WORK REQUIRED - Output the full listing below exactly, without the pictures.

[Records about charts and figures]
====
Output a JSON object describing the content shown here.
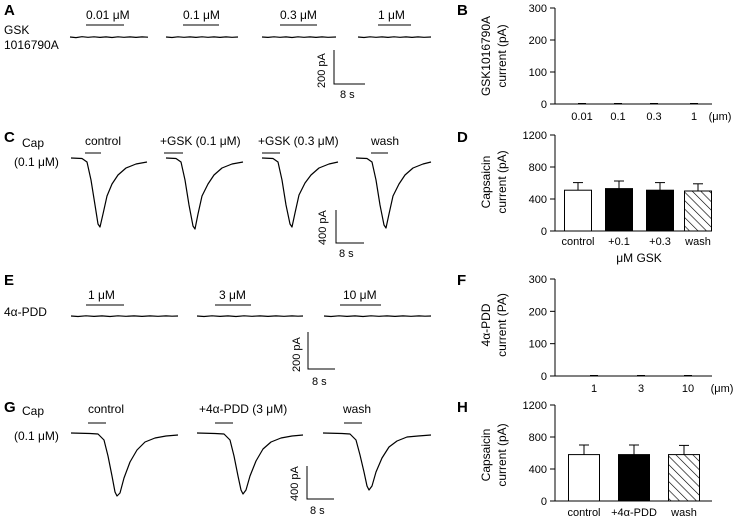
{
  "panels": {
    "A": {
      "letter": "A",
      "agent_line1": "GSK",
      "agent_line2": "1016790A",
      "concentrations": [
        "0.01 μM",
        "0.1 μM",
        "0.3 μM",
        "1 μM"
      ],
      "scale_amplitude": "200 pA",
      "scale_time": "8 s"
    },
    "C": {
      "letter": "C",
      "agent_line1": "Cap",
      "agent_line2": "(0.1 μM)",
      "conditions": [
        "control",
        "+GSK (0.1 μM)",
        "+GSK (0.3 μM)",
        "wash"
      ],
      "scale_amplitude": "400 pA",
      "scale_time": "8 s"
    },
    "E": {
      "letter": "E",
      "agent_line1": "4α-PDD",
      "concentrations": [
        "1 μM",
        "3 μM",
        "10 μM"
      ],
      "scale_amplitude": "200 pA",
      "scale_time": "8 s"
    },
    "G": {
      "letter": "G",
      "agent_line1": "Cap",
      "agent_line2": "(0.1 μM)",
      "conditions": [
        "control",
        "+4α-PDD (3 μM)",
        "wash"
      ],
      "scale_amplitude": "400 pA",
      "scale_time": "8 s"
    }
  },
  "chart_data": [
    {
      "panel": "B",
      "type": "bar",
      "ylabel_line1": "GSK1016790A",
      "ylabel_line2": "current (pA)",
      "categories": [
        "0.01",
        "0.1",
        "0.3",
        "1"
      ],
      "unit_label": "(μm)",
      "values": [
        0,
        0,
        0,
        0
      ],
      "errors": [
        0,
        0,
        0,
        0
      ],
      "ylim": [
        0,
        300
      ],
      "yticks": [
        0,
        100,
        200,
        300
      ],
      "fills": [
        "none",
        "none",
        "none",
        "none"
      ]
    },
    {
      "panel": "D",
      "type": "bar",
      "ylabel_line1": "Capsaicin",
      "ylabel_line2": "current (pA)",
      "categories": [
        "control",
        "+0.1",
        "+0.3",
        "wash"
      ],
      "group_label": "μM GSK",
      "values": [
        510,
        530,
        510,
        500
      ],
      "errors": [
        95,
        95,
        95,
        90
      ],
      "ylim": [
        0,
        1200
      ],
      "yticks": [
        0,
        400,
        800,
        1200
      ],
      "fills": [
        "white",
        "black",
        "black",
        "hatch"
      ]
    },
    {
      "panel": "F",
      "type": "bar",
      "ylabel_line1": "4α-PDD",
      "ylabel_line2": "current (PA)",
      "categories": [
        "1",
        "3",
        "10"
      ],
      "unit_label": "(μm)",
      "values": [
        0,
        0,
        0
      ],
      "errors": [
        0,
        0,
        0
      ],
      "ylim": [
        0,
        300
      ],
      "yticks": [
        0,
        100,
        200,
        300
      ],
      "fills": [
        "none",
        "none",
        "none"
      ]
    },
    {
      "panel": "H",
      "type": "bar",
      "ylabel_line1": "Capsaicin",
      "ylabel_line2": "current (pA)",
      "categories": [
        "control",
        "+4α-PDD",
        "wash"
      ],
      "values": [
        580,
        580,
        580
      ],
      "errors": [
        120,
        120,
        115
      ],
      "ylim": [
        0,
        1200
      ],
      "yticks": [
        0,
        400,
        800,
        1200
      ],
      "fills": [
        "white",
        "black",
        "hatch"
      ]
    }
  ]
}
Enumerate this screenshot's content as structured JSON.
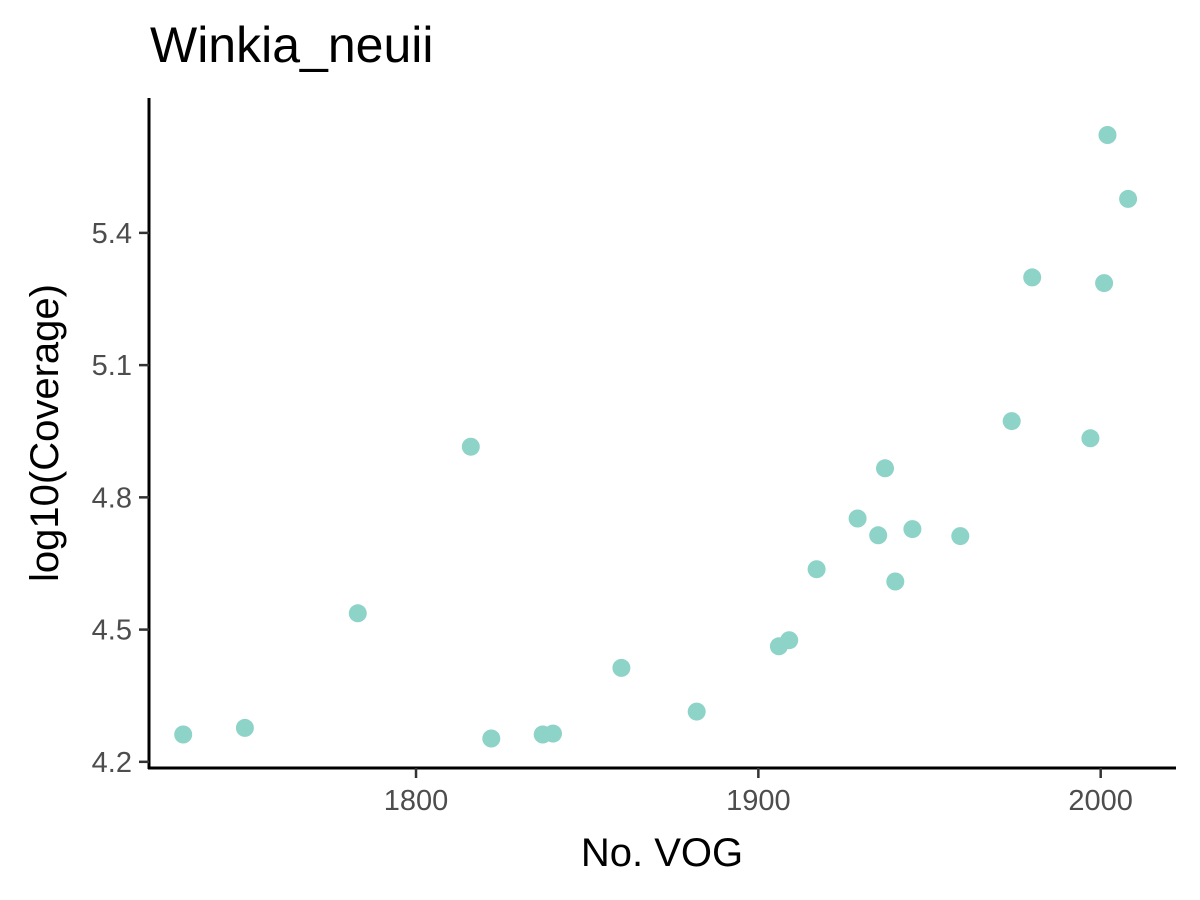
{
  "chart_data": {
    "type": "scatter",
    "title": "Winkia_neuii",
    "xlabel": "No. VOG",
    "ylabel": "log10(Coverage)",
    "xlim": [
      1722,
      2022
    ],
    "ylim": [
      4.186,
      5.706
    ],
    "x_ticks": [
      1800,
      1900,
      2000
    ],
    "y_ticks": [
      4.2,
      4.5,
      4.8,
      5.1,
      5.4
    ],
    "x_tick_labels": [
      "1800",
      "1900",
      "2000"
    ],
    "y_tick_labels": [
      "4.2",
      "4.5",
      "4.8",
      "5.1",
      "5.4"
    ],
    "grid": false,
    "legend": "none",
    "point_color": "#8DD3C7",
    "points": [
      {
        "x": 1732,
        "y": 4.262
      },
      {
        "x": 1750,
        "y": 4.277
      },
      {
        "x": 1783,
        "y": 4.537
      },
      {
        "x": 1816,
        "y": 4.915
      },
      {
        "x": 1822,
        "y": 4.253
      },
      {
        "x": 1837,
        "y": 4.262
      },
      {
        "x": 1840,
        "y": 4.264
      },
      {
        "x": 1860,
        "y": 4.413
      },
      {
        "x": 1882,
        "y": 4.314
      },
      {
        "x": 1906,
        "y": 4.462
      },
      {
        "x": 1909,
        "y": 4.476
      },
      {
        "x": 1917,
        "y": 4.637
      },
      {
        "x": 1929,
        "y": 4.752
      },
      {
        "x": 1935,
        "y": 4.714
      },
      {
        "x": 1937,
        "y": 4.866
      },
      {
        "x": 1940,
        "y": 4.609
      },
      {
        "x": 1945,
        "y": 4.728
      },
      {
        "x": 1959,
        "y": 4.712
      },
      {
        "x": 1974,
        "y": 4.973
      },
      {
        "x": 1980,
        "y": 5.299
      },
      {
        "x": 1997,
        "y": 4.934
      },
      {
        "x": 2001,
        "y": 5.286
      },
      {
        "x": 2002,
        "y": 5.622
      },
      {
        "x": 2008,
        "y": 5.477
      }
    ]
  }
}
====
THE OUTPUT -
Output a JSON object describing the content shown here.
{
  "panels": {
    "A": {
      "letter": "A",
      "agent_line1": "GSK",
      "agent_line2": "1016790A",
      "concentrations": [
        "0.01 μM",
        "0.1 μM",
        "0.3 μM",
        "1 μM"
      ],
      "scale_amplitude": "200 pA",
      "scale_time": "8 s"
    },
    "C": {
      "letter": "C",
      "agent_line1": "Cap",
      "agent_line2": "(0.1 μM)",
      "conditions": [
        "control",
        "+GSK (0.1 μM)",
        "+GSK (0.3 μM)",
        "wash"
      ],
      "scale_amplitude": "400 pA",
      "scale_time": "8 s"
    },
    "E": {
      "letter": "E",
      "agent_line1": "4α-PDD",
      "concentrations": [
        "1 μM",
        "3 μM",
        "10 μM"
      ],
      "scale_amplitude": "200 pA",
      "scale_time": "8 s"
    },
    "G": {
      "letter": "G",
      "agent_line1": "Cap",
      "agent_line2": "(0.1 μM)",
      "conditions": [
        "control",
        "+4α-PDD (3 μM)",
        "wash"
      ],
      "scale_amplitude": "400 pA",
      "scale_time": "8 s"
    }
  },
  "chart_data": [
    {
      "panel": "B",
      "type": "bar",
      "ylabel_line1": "GSK1016790A",
      "ylabel_line2": "current (pA)",
      "categories": [
        "0.01",
        "0.1",
        "0.3",
        "1"
      ],
      "unit_label": "(μm)",
      "values": [
        0,
        0,
        0,
        0
      ],
      "errors": [
        0,
        0,
        0,
        0
      ],
      "ylim": [
        0,
        300
      ],
      "yticks": [
        0,
        100,
        200,
        300
      ],
      "fills": [
        "none",
        "none",
        "none",
        "none"
      ]
    },
    {
      "panel": "D",
      "type": "bar",
      "ylabel_line1": "Capsaicin",
      "ylabel_line2": "current (pA)",
      "categories": [
        "control",
        "+0.1",
        "+0.3",
        "wash"
      ],
      "group_label": "μM GSK",
      "values": [
        510,
        530,
        510,
        500
      ],
      "errors": [
        95,
        95,
        95,
        90
      ],
      "ylim": [
        0,
        1200
      ],
      "yticks": [
        0,
        400,
        800,
        1200
      ],
      "fills": [
        "white",
        "black",
        "black",
        "hatch"
      ]
    },
    {
      "panel": "F",
      "type": "bar",
      "ylabel_line1": "4α-PDD",
      "ylabel_line2": "current (PA)",
      "categories": [
        "1",
        "3",
        "10"
      ],
      "unit_label": "(μm)",
      "values": [
        0,
        0,
        0
      ],
      "errors": [
        0,
        0,
        0
      ],
      "ylim": [
        0,
        300
      ],
      "yticks": [
        0,
        100,
        200,
        300
      ],
      "fills": [
        "none",
        "none",
        "none"
      ]
    },
    {
      "panel": "H",
      "type": "bar",
      "ylabel_line1": "Capsaicin",
      "ylabel_line2": "current (pA)",
      "categories": [
        "control",
        "+4α-PDD",
        "wash"
      ],
      "values": [
        580,
        580,
        580
      ],
      "errors": [
        120,
        120,
        115
      ],
      "ylim": [
        0,
        1200
      ],
      "yticks": [
        0,
        400,
        800,
        1200
      ],
      "fills": [
        "white",
        "black",
        "hatch"
      ]
    }
  ]
}
Enumerate this screenshot's content as structured JSON.
{
  "chart_data": {
    "type": "scatter",
    "title": "Winkia_neuii",
    "xlabel": "No. VOG",
    "ylabel": "log10(Coverage)",
    "xlim": [
      1722,
      2022
    ],
    "ylim": [
      4.186,
      5.706
    ],
    "x_ticks": [
      1800,
      1900,
      2000
    ],
    "y_ticks": [
      4.2,
      4.5,
      4.8,
      5.1,
      5.4
    ],
    "x_tick_labels": [
      "1800",
      "1900",
      "2000"
    ],
    "y_tick_labels": [
      "4.2",
      "4.5",
      "4.8",
      "5.1",
      "5.4"
    ],
    "grid": false,
    "legend": "none",
    "point_color": "#8DD3C7",
    "points": [
      {
        "x": 1732,
        "y": 4.262
      },
      {
        "x": 1750,
        "y": 4.277
      },
      {
        "x": 1783,
        "y": 4.537
      },
      {
        "x": 1816,
        "y": 4.915
      },
      {
        "x": 1822,
        "y": 4.253
      },
      {
        "x": 1837,
        "y": 4.262
      },
      {
        "x": 1840,
        "y": 4.264
      },
      {
        "x": 1860,
        "y": 4.413
      },
      {
        "x": 1882,
        "y": 4.314
      },
      {
        "x": 1906,
        "y": 4.462
      },
      {
        "x": 1909,
        "y": 4.476
      },
      {
        "x": 1917,
        "y": 4.637
      },
      {
        "x": 1929,
        "y": 4.752
      },
      {
        "x": 1935,
        "y": 4.714
      },
      {
        "x": 1937,
        "y": 4.866
      },
      {
        "x": 1940,
        "y": 4.609
      },
      {
        "x": 1945,
        "y": 4.728
      },
      {
        "x": 1959,
        "y": 4.712
      },
      {
        "x": 1974,
        "y": 4.973
      },
      {
        "x": 1980,
        "y": 5.299
      },
      {
        "x": 1997,
        "y": 4.934
      },
      {
        "x": 2001,
        "y": 5.286
      },
      {
        "x": 2002,
        "y": 5.622
      },
      {
        "x": 2008,
        "y": 5.477
      }
    ]
  }
}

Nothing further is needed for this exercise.